## Texto de origem:
>>
Com espírito de aventura, não de coincidências, assisti Lances Inocentes. E logo de cara notei que qualquer elemento se converte em ótima ocasião para transmitir valores. A trajetória do pequeno Josh, portento do xadrez com 7 anos, nos campeonatos e no ranking são uma desculpa elegante para nos transmitir recados de virtudes, das quais o mundo de hoje está tão carente. E o faz de modo arrojado, embrenhando-se em terreno peculiar como é o mundo do xadrez, universo mágico e fechado a todos aqueles que não cultivam esta arte, às vezes até doentiamente. Porque o xadrez é arte, em palavras de uma das personagens, não é simples jogo nem ciência. Arte como a de Bobby Fischer, que é o paradigma de todo o filme, o vácuo no qual caminha o pequeno protagonista.
<<
## Registros:
>>
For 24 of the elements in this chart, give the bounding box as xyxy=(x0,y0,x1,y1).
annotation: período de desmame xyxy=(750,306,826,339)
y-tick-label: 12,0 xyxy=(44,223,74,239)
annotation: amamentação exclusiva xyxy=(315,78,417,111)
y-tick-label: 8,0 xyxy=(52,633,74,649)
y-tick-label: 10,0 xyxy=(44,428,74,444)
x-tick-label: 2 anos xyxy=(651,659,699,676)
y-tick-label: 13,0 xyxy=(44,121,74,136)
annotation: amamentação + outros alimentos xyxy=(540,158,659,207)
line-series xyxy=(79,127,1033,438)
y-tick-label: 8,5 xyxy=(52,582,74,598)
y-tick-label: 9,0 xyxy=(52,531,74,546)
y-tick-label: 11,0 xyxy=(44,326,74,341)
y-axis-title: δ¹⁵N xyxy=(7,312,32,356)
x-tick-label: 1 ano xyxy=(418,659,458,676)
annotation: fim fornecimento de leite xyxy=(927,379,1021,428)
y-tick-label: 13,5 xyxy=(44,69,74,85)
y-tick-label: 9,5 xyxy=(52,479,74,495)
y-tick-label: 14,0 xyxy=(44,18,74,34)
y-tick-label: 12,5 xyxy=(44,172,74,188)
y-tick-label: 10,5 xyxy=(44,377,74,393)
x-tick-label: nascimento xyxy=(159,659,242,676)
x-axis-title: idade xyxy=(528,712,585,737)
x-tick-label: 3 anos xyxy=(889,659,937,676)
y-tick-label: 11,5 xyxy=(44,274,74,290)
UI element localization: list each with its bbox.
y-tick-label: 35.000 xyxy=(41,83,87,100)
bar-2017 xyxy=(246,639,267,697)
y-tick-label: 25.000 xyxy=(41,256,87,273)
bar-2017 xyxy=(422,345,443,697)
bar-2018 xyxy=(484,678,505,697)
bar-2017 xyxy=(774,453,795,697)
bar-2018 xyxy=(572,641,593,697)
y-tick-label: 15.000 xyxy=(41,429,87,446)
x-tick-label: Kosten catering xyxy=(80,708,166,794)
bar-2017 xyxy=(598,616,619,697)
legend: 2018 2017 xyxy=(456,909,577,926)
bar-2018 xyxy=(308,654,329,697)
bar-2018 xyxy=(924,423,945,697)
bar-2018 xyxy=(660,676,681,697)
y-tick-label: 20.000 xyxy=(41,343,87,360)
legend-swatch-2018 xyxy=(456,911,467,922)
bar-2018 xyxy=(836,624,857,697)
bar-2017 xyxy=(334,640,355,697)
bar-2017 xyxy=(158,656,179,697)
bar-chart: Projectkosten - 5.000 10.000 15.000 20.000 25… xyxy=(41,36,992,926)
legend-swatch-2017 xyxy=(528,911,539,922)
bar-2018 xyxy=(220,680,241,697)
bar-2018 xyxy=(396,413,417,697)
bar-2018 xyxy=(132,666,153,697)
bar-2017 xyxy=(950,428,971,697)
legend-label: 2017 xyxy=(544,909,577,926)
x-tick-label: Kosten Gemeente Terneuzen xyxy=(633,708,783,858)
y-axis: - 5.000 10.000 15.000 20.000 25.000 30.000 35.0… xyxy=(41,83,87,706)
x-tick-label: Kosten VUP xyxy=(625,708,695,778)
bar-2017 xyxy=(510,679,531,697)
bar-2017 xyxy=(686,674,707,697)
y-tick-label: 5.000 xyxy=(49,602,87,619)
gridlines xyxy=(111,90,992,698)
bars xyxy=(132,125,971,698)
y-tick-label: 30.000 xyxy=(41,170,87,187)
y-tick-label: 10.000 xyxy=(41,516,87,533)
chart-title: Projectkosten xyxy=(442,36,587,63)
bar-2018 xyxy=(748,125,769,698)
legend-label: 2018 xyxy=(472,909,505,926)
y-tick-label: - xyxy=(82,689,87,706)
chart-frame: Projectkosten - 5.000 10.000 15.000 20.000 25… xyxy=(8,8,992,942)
<<
## Tarefas propostas:
a - Segundo o texto sobre o filme Lances Inocentes, quem é o paradigma de todo o filme?
b - Indique se cada afirmação abaixo está de acordo com o texto sobre o filme Lances Inocentes: (i) Josh é um portento do xadrez aos 7 anos. (ii) Uma das personagens define o xadrez como ciência. (iii) O filme foi assistido com espírito de coincidências.
c - Escreva a continuação do texto sobre o filme Lances Inocentes a partir da última frase apresentada.

## Respostas do exercício:
a - Bobby Fischer.

b -
(i) Sim: "portento do xadrez com 7 anos".
(ii) Não: "não é simples jogo nem ciência".
(iii) Não: "Com espírito de aventura, não de coincidências".

c -
Às vezes as verdades são tão óbvias que se tornam agressivas. Comenta um pensador contemporâneo que o mundo -os seres humanos- estão despreparados para as verdades, e que somente aceitam “meias verdades”, verdades “light”, ou “soft”. Daí toda a engrenagem do eufemismo, curioso circo que os homens montamos para dizer-nos, com anestesia, as verdades que devemos ouvir. Verdades que são defeitos, vícios, subnutrição de virtudes. É preciso o universo de uma criança, a inocência e selvagem ingenuidade, para, sem ofender, transmitir recados para a vida. Uma criança de 7 anos que destila generosidade quando oferece um empate numa partida ganha, algo incompreensível para o mundo adulto que foi lapidado nos moldes do egoísmo, do levar vantagem em tudo. Uma criança que reconhece que ganhar nem sempre é o melhor, e que existem valores superiores que devem ser preservados. Um garoto que desmonta os sonhos egoístas do pai fazendo-lhe notar que a sua bússola perdeu o norte: “Porque estás longe de mim?” -pergunta. Quer dizer, se te preocupas comigo e este é o motivo do teu aborrecimento, porque estás me esquecendo?

E por trás da criança, a figura da mãe emerge como um monumento. Ela é no filme o armazém de virtudes e bom senso. Afinal, ninguém dá o que não tem, e se as pessoas -mesmo as crianças- nada sabem de generosidade, doação e amizade é porque não tiveram onde mamá-lo. Isto pode ser duro mas é real; tão real quanto fisiológico. O berço marca indelevelmente.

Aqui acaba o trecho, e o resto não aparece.